**WHAT IS BEING ASKED**
Every entry needs to be reproduced exactly.

## START ROWS

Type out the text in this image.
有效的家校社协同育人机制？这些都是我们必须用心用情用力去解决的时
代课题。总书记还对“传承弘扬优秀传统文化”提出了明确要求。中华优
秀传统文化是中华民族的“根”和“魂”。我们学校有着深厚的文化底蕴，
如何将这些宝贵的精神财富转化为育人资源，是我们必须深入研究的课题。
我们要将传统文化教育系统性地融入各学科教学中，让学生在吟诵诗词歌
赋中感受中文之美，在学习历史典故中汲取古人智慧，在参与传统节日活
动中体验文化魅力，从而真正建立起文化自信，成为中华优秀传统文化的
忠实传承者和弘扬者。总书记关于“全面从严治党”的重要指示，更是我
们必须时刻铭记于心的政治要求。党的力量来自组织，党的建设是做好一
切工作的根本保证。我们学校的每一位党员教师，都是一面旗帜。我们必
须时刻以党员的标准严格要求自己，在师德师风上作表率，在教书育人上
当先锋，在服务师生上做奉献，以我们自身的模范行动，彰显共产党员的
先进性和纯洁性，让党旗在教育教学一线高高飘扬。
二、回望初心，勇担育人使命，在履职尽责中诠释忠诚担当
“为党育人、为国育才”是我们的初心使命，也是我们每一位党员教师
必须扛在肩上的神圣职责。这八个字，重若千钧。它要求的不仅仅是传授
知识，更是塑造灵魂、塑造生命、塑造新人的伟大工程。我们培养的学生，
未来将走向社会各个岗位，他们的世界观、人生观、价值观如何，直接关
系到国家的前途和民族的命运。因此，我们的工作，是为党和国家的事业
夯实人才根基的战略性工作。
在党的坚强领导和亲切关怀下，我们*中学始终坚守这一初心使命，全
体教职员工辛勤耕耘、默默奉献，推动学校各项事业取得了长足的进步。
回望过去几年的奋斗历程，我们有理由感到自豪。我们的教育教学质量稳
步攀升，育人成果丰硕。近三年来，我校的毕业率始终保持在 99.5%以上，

## END ROWS

**SOLVED EXERCISE**
Type out the text in this image.
有效的家校社协同育人机制？这些都是我们必须用心用情用力去解决的时
代课题。总书记还对“传承弘扬优秀传统文化”提出了明确要求。中华优
秀传统文化是中华民族的“根”和“魂”。我们学校有着深厚的文化底蕴，
如何将这些宝贵的精神财富转化为育人资源，是我们必须深入研究的课题。
我们要将传统文化教育系统性地融入各学科教学中，让学生在吟诵诗词歌
赋中感受中文之美，在学习历史典故中汲取古人智慧，在参与传统节日活
动中体验文化魅力，从而真正建立起文化自信，成为中华优秀传统文化的
忠实传承者和弘扬者。总书记关于“全面从严治党”的重要指示，更是我
们必须时刻铭记于心的政治要求。党的力量来自组织，党的建设是做好一
切工作的根本保证。我们学校的每一位党员教师，都是一面旗帜。我们必
须时刻以党员的标准严格要求自己，在师德师风上作表率，在教书育人上
当先锋，在服务师生上做奉献，以我们自身的模范行动，彰显共产党员的
先进性和纯洁性，让党旗在教育教学一线高高飘扬。
二、回望初心，勇担育人使命，在履职尽责中诠释忠诚担当
“为党育人、为国育才”是我们的初心使命，也是我们每一位党员教师
必须扛在肩上的神圣职责。这八个字，重若千钧。它要求的不仅仅是传授
知识，更是塑造灵魂、塑造生命、塑造新人的伟大工程。我们培养的学生，
未来将走向社会各个岗位，他们的世界观、人生观、价值观如何，直接关
系到国家的前途和民族的命运。因此，我们的工作，是为党和国家的事业
夯实人才根基的战略性工作。
在党的坚强领导和亲切关怀下，我们*中学始终坚守这一初心使命，全
体教职员工辛勤耕耘、默默奉献，推动学校各项事业取得了长足的进步。
回望过去几年的奋斗历程，我们有理由感到自豪。我们的教育教学质量稳
步攀升，育人成果丰硕。近三年来，我校的毕业率始终保持在 99.5%以上，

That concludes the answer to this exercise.